▶ **Work to do**:
Set down every entry again word for word, please, but skip the pictures.

Items from a figure collection
◇ ◇ ◇ ◇ ◇ ◇ ◇

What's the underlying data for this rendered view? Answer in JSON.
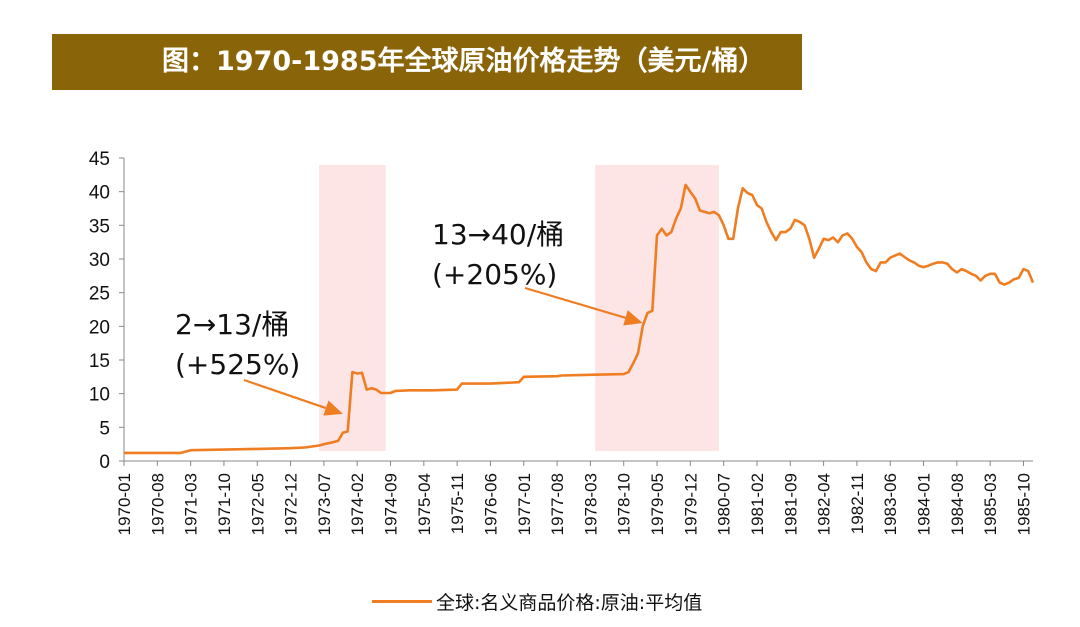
{
  "title": "图：1970-1985年全球原油价格走势（美元/桶）",
  "colors": {
    "banner": "#8a6408",
    "line": "#ef7d22",
    "shade": "#fde5e6",
    "arrow": "#ef7d22"
  },
  "chart_data": {
    "type": "line",
    "title": "图：1970-1985年全球原油价格走势（美元/桶）",
    "xlabel": "",
    "ylabel": "",
    "ylim": [
      0,
      45
    ],
    "yticks": [
      0,
      5,
      10,
      15,
      20,
      25,
      30,
      35,
      40,
      45
    ],
    "xrange": [
      "1970-01",
      "1985-12"
    ],
    "xticks": [
      "1970-01",
      "1970-08",
      "1971-03",
      "1971-10",
      "1972-05",
      "1972-12",
      "1973-07",
      "1974-02",
      "1974-09",
      "1975-04",
      "1975-11",
      "1976-06",
      "1977-01",
      "1977-08",
      "1978-03",
      "1978-10",
      "1979-05",
      "1979-12",
      "1980-07",
      "1981-02",
      "1981-09",
      "1982-04",
      "1982-11",
      "1983-06",
      "1984-01",
      "1984-08",
      "1985-03",
      "1985-10"
    ],
    "legend": "bottom-center",
    "grid": false,
    "series": [
      {
        "name": "全球:名义商品价格:原油:平均值",
        "color": "#ef7d22",
        "points": [
          [
            "1970-01",
            1.2
          ],
          [
            "1971-01",
            1.2
          ],
          [
            "1971-03",
            1.6
          ],
          [
            "1971-10",
            1.7
          ],
          [
            "1972-05",
            1.8
          ],
          [
            "1972-12",
            1.9
          ],
          [
            "1973-03",
            2.0
          ],
          [
            "1973-06",
            2.3
          ],
          [
            "1973-07",
            2.5
          ],
          [
            "1973-09",
            2.8
          ],
          [
            "1973-10",
            3.0
          ],
          [
            "1973-11",
            4.2
          ],
          [
            "1973-12",
            4.4
          ],
          [
            "1974-01",
            13.2
          ],
          [
            "1974-02",
            13.0
          ],
          [
            "1974-03",
            13.1
          ],
          [
            "1974-04",
            10.6
          ],
          [
            "1974-05",
            10.8
          ],
          [
            "1974-06",
            10.6
          ],
          [
            "1974-07",
            10.1
          ],
          [
            "1974-09",
            10.1
          ],
          [
            "1974-10",
            10.4
          ],
          [
            "1975-01",
            10.5
          ],
          [
            "1975-06",
            10.5
          ],
          [
            "1975-11",
            10.6
          ],
          [
            "1975-12",
            11.5
          ],
          [
            "1976-06",
            11.5
          ],
          [
            "1976-12",
            11.7
          ],
          [
            "1977-01",
            12.5
          ],
          [
            "1977-08",
            12.6
          ],
          [
            "1977-09",
            12.7
          ],
          [
            "1978-03",
            12.8
          ],
          [
            "1978-10",
            12.9
          ],
          [
            "1978-11",
            13.2
          ],
          [
            "1978-12",
            14.5
          ],
          [
            "1979-01",
            16.0
          ],
          [
            "1979-02",
            20.0
          ],
          [
            "1979-03",
            22.0
          ],
          [
            "1979-04",
            22.3
          ],
          [
            "1979-05",
            33.5
          ],
          [
            "1979-06",
            34.5
          ],
          [
            "1979-07",
            33.5
          ],
          [
            "1979-08",
            34.0
          ],
          [
            "1979-09",
            36.0
          ],
          [
            "1979-10",
            37.5
          ],
          [
            "1979-11",
            41.0
          ],
          [
            "1979-12",
            40.0
          ],
          [
            "1980-01",
            39.0
          ],
          [
            "1980-02",
            37.2
          ],
          [
            "1980-03",
            37.0
          ],
          [
            "1980-04",
            36.8
          ],
          [
            "1980-05",
            37.0
          ],
          [
            "1980-06",
            36.5
          ],
          [
            "1980-07",
            35.0
          ],
          [
            "1980-08",
            33.0
          ],
          [
            "1980-09",
            33.0
          ],
          [
            "1980-10",
            37.5
          ],
          [
            "1980-11",
            40.5
          ],
          [
            "1980-12",
            39.8
          ],
          [
            "1981-01",
            39.5
          ],
          [
            "1981-02",
            38.0
          ],
          [
            "1981-03",
            37.5
          ],
          [
            "1981-04",
            35.5
          ],
          [
            "1981-05",
            34.0
          ],
          [
            "1981-06",
            32.8
          ],
          [
            "1981-07",
            34.0
          ],
          [
            "1981-08",
            34.0
          ],
          [
            "1981-09",
            34.5
          ],
          [
            "1981-10",
            35.8
          ],
          [
            "1981-11",
            35.5
          ],
          [
            "1981-12",
            35.0
          ],
          [
            "1982-01",
            33.0
          ],
          [
            "1982-02",
            30.2
          ],
          [
            "1982-03",
            31.5
          ],
          [
            "1982-04",
            33.0
          ],
          [
            "1982-05",
            32.8
          ],
          [
            "1982-06",
            33.2
          ],
          [
            "1982-07",
            32.5
          ],
          [
            "1982-08",
            33.5
          ],
          [
            "1982-09",
            33.8
          ],
          [
            "1982-10",
            33.0
          ],
          [
            "1982-11",
            31.8
          ],
          [
            "1982-12",
            31.0
          ],
          [
            "1983-01",
            29.5
          ],
          [
            "1983-02",
            28.5
          ],
          [
            "1983-03",
            28.2
          ],
          [
            "1983-04",
            29.5
          ],
          [
            "1983-05",
            29.5
          ],
          [
            "1983-06",
            30.2
          ],
          [
            "1983-07",
            30.5
          ],
          [
            "1983-08",
            30.8
          ],
          [
            "1983-09",
            30.3
          ],
          [
            "1983-10",
            29.8
          ],
          [
            "1983-11",
            29.5
          ],
          [
            "1983-12",
            29.0
          ],
          [
            "1984-01",
            28.8
          ],
          [
            "1984-02",
            29.0
          ],
          [
            "1984-03",
            29.3
          ],
          [
            "1984-04",
            29.5
          ],
          [
            "1984-05",
            29.5
          ],
          [
            "1984-06",
            29.3
          ],
          [
            "1984-07",
            28.5
          ],
          [
            "1984-08",
            28.0
          ],
          [
            "1984-09",
            28.5
          ],
          [
            "1984-10",
            28.2
          ],
          [
            "1984-11",
            27.8
          ],
          [
            "1984-12",
            27.5
          ],
          [
            "1985-01",
            26.8
          ],
          [
            "1985-02",
            27.5
          ],
          [
            "1985-03",
            27.8
          ],
          [
            "1985-04",
            27.8
          ],
          [
            "1985-05",
            26.5
          ],
          [
            "1985-06",
            26.2
          ],
          [
            "1985-07",
            26.5
          ],
          [
            "1985-08",
            27.0
          ],
          [
            "1985-09",
            27.2
          ],
          [
            "1985-10",
            28.5
          ],
          [
            "1985-11",
            28.2
          ],
          [
            "1985-12",
            26.5
          ]
        ]
      }
    ],
    "shaded_periods": [
      {
        "start": "1973-06",
        "end": "1974-08"
      },
      {
        "start": "1978-04",
        "end": "1980-06"
      }
    ],
    "annotations": [
      {
        "lines": [
          "2→13/桶",
          "(+525%)"
        ],
        "arrow_to": [
          "1973-11",
          7
        ]
      },
      {
        "lines": [
          "13→40/桶",
          "(+205%)"
        ],
        "arrow_to": [
          "1979-02",
          20.5
        ]
      }
    ]
  }
}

◇ ◇ ◇ ◇ ◇ ◇ ◇

▶ **Finished exercise**:
What's the underlying data for this rendered view? Answer in JSON.
{
  "title": "图：1970-1985年全球原油价格走势（美元/桶）",
  "colors": {
    "banner": "#8a6408",
    "line": "#ef7d22",
    "shade": "#fde5e6",
    "arrow": "#ef7d22"
  },
  "chart_data": {
    "type": "line",
    "title": "图：1970-1985年全球原油价格走势（美元/桶）",
    "xlabel": "",
    "ylabel": "",
    "ylim": [
      0,
      45
    ],
    "yticks": [
      0,
      5,
      10,
      15,
      20,
      25,
      30,
      35,
      40,
      45
    ],
    "xrange": [
      "1970-01",
      "1985-12"
    ],
    "xticks": [
      "1970-01",
      "1970-08",
      "1971-03",
      "1971-10",
      "1972-05",
      "1972-12",
      "1973-07",
      "1974-02",
      "1974-09",
      "1975-04",
      "1975-11",
      "1976-06",
      "1977-01",
      "1977-08",
      "1978-03",
      "1978-10",
      "1979-05",
      "1979-12",
      "1980-07",
      "1981-02",
      "1981-09",
      "1982-04",
      "1982-11",
      "1983-06",
      "1984-01",
      "1984-08",
      "1985-03",
      "1985-10"
    ],
    "legend": "bottom-center",
    "grid": false,
    "series": [
      {
        "name": "全球:名义商品价格:原油:平均值",
        "color": "#ef7d22",
        "points": [
          [
            "1970-01",
            1.2
          ],
          [
            "1971-01",
            1.2
          ],
          [
            "1971-03",
            1.6
          ],
          [
            "1971-10",
            1.7
          ],
          [
            "1972-05",
            1.8
          ],
          [
            "1972-12",
            1.9
          ],
          [
            "1973-03",
            2.0
          ],
          [
            "1973-06",
            2.3
          ],
          [
            "1973-07",
            2.5
          ],
          [
            "1973-09",
            2.8
          ],
          [
            "1973-10",
            3.0
          ],
          [
            "1973-11",
            4.2
          ],
          [
            "1973-12",
            4.4
          ],
          [
            "1974-01",
            13.2
          ],
          [
            "1974-02",
            13.0
          ],
          [
            "1974-03",
            13.1
          ],
          [
            "1974-04",
            10.6
          ],
          [
            "1974-05",
            10.8
          ],
          [
            "1974-06",
            10.6
          ],
          [
            "1974-07",
            10.1
          ],
          [
            "1974-09",
            10.1
          ],
          [
            "1974-10",
            10.4
          ],
          [
            "1975-01",
            10.5
          ],
          [
            "1975-06",
            10.5
          ],
          [
            "1975-11",
            10.6
          ],
          [
            "1975-12",
            11.5
          ],
          [
            "1976-06",
            11.5
          ],
          [
            "1976-12",
            11.7
          ],
          [
            "1977-01",
            12.5
          ],
          [
            "1977-08",
            12.6
          ],
          [
            "1977-09",
            12.7
          ],
          [
            "1978-03",
            12.8
          ],
          [
            "1978-10",
            12.9
          ],
          [
            "1978-11",
            13.2
          ],
          [
            "1978-12",
            14.5
          ],
          [
            "1979-01",
            16.0
          ],
          [
            "1979-02",
            20.0
          ],
          [
            "1979-03",
            22.0
          ],
          [
            "1979-04",
            22.3
          ],
          [
            "1979-05",
            33.5
          ],
          [
            "1979-06",
            34.5
          ],
          [
            "1979-07",
            33.5
          ],
          [
            "1979-08",
            34.0
          ],
          [
            "1979-09",
            36.0
          ],
          [
            "1979-10",
            37.5
          ],
          [
            "1979-11",
            41.0
          ],
          [
            "1979-12",
            40.0
          ],
          [
            "1980-01",
            39.0
          ],
          [
            "1980-02",
            37.2
          ],
          [
            "1980-03",
            37.0
          ],
          [
            "1980-04",
            36.8
          ],
          [
            "1980-05",
            37.0
          ],
          [
            "1980-06",
            36.5
          ],
          [
            "1980-07",
            35.0
          ],
          [
            "1980-08",
            33.0
          ],
          [
            "1980-09",
            33.0
          ],
          [
            "1980-10",
            37.5
          ],
          [
            "1980-11",
            40.5
          ],
          [
            "1980-12",
            39.8
          ],
          [
            "1981-01",
            39.5
          ],
          [
            "1981-02",
            38.0
          ],
          [
            "1981-03",
            37.5
          ],
          [
            "1981-04",
            35.5
          ],
          [
            "1981-05",
            34.0
          ],
          [
            "1981-06",
            32.8
          ],
          [
            "1981-07",
            34.0
          ],
          [
            "1981-08",
            34.0
          ],
          [
            "1981-09",
            34.5
          ],
          [
            "1981-10",
            35.8
          ],
          [
            "1981-11",
            35.5
          ],
          [
            "1981-12",
            35.0
          ],
          [
            "1982-01",
            33.0
          ],
          [
            "1982-02",
            30.2
          ],
          [
            "1982-03",
            31.5
          ],
          [
            "1982-04",
            33.0
          ],
          [
            "1982-05",
            32.8
          ],
          [
            "1982-06",
            33.2
          ],
          [
            "1982-07",
            32.5
          ],
          [
            "1982-08",
            33.5
          ],
          [
            "1982-09",
            33.8
          ],
          [
            "1982-10",
            33.0
          ],
          [
            "1982-11",
            31.8
          ],
          [
            "1982-12",
            31.0
          ],
          [
            "1983-01",
            29.5
          ],
          [
            "1983-02",
            28.5
          ],
          [
            "1983-03",
            28.2
          ],
          [
            "1983-04",
            29.5
          ],
          [
            "1983-05",
            29.5
          ],
          [
            "1983-06",
            30.2
          ],
          [
            "1983-07",
            30.5
          ],
          [
            "1983-08",
            30.8
          ],
          [
            "1983-09",
            30.3
          ],
          [
            "1983-10",
            29.8
          ],
          [
            "1983-11",
            29.5
          ],
          [
            "1983-12",
            29.0
          ],
          [
            "1984-01",
            28.8
          ],
          [
            "1984-02",
            29.0
          ],
          [
            "1984-03",
            29.3
          ],
          [
            "1984-04",
            29.5
          ],
          [
            "1984-05",
            29.5
          ],
          [
            "1984-06",
            29.3
          ],
          [
            "1984-07",
            28.5
          ],
          [
            "1984-08",
            28.0
          ],
          [
            "1984-09",
            28.5
          ],
          [
            "1984-10",
            28.2
          ],
          [
            "1984-11",
            27.8
          ],
          [
            "1984-12",
            27.5
          ],
          [
            "1985-01",
            26.8
          ],
          [
            "1985-02",
            27.5
          ],
          [
            "1985-03",
            27.8
          ],
          [
            "1985-04",
            27.8
          ],
          [
            "1985-05",
            26.5
          ],
          [
            "1985-06",
            26.2
          ],
          [
            "1985-07",
            26.5
          ],
          [
            "1985-08",
            27.0
          ],
          [
            "1985-09",
            27.2
          ],
          [
            "1985-10",
            28.5
          ],
          [
            "1985-11",
            28.2
          ],
          [
            "1985-12",
            26.5
          ]
        ]
      }
    ],
    "shaded_periods": [
      {
        "start": "1973-06",
        "end": "1974-08"
      },
      {
        "start": "1978-04",
        "end": "1980-06"
      }
    ],
    "annotations": [
      {
        "lines": [
          "2→13/桶",
          "(+525%)"
        ],
        "arrow_to": [
          "1973-11",
          7
        ]
      },
      {
        "lines": [
          "13→40/桶",
          "(+205%)"
        ],
        "arrow_to": [
          "1979-02",
          20.5
        ]
      }
    ]
  }
}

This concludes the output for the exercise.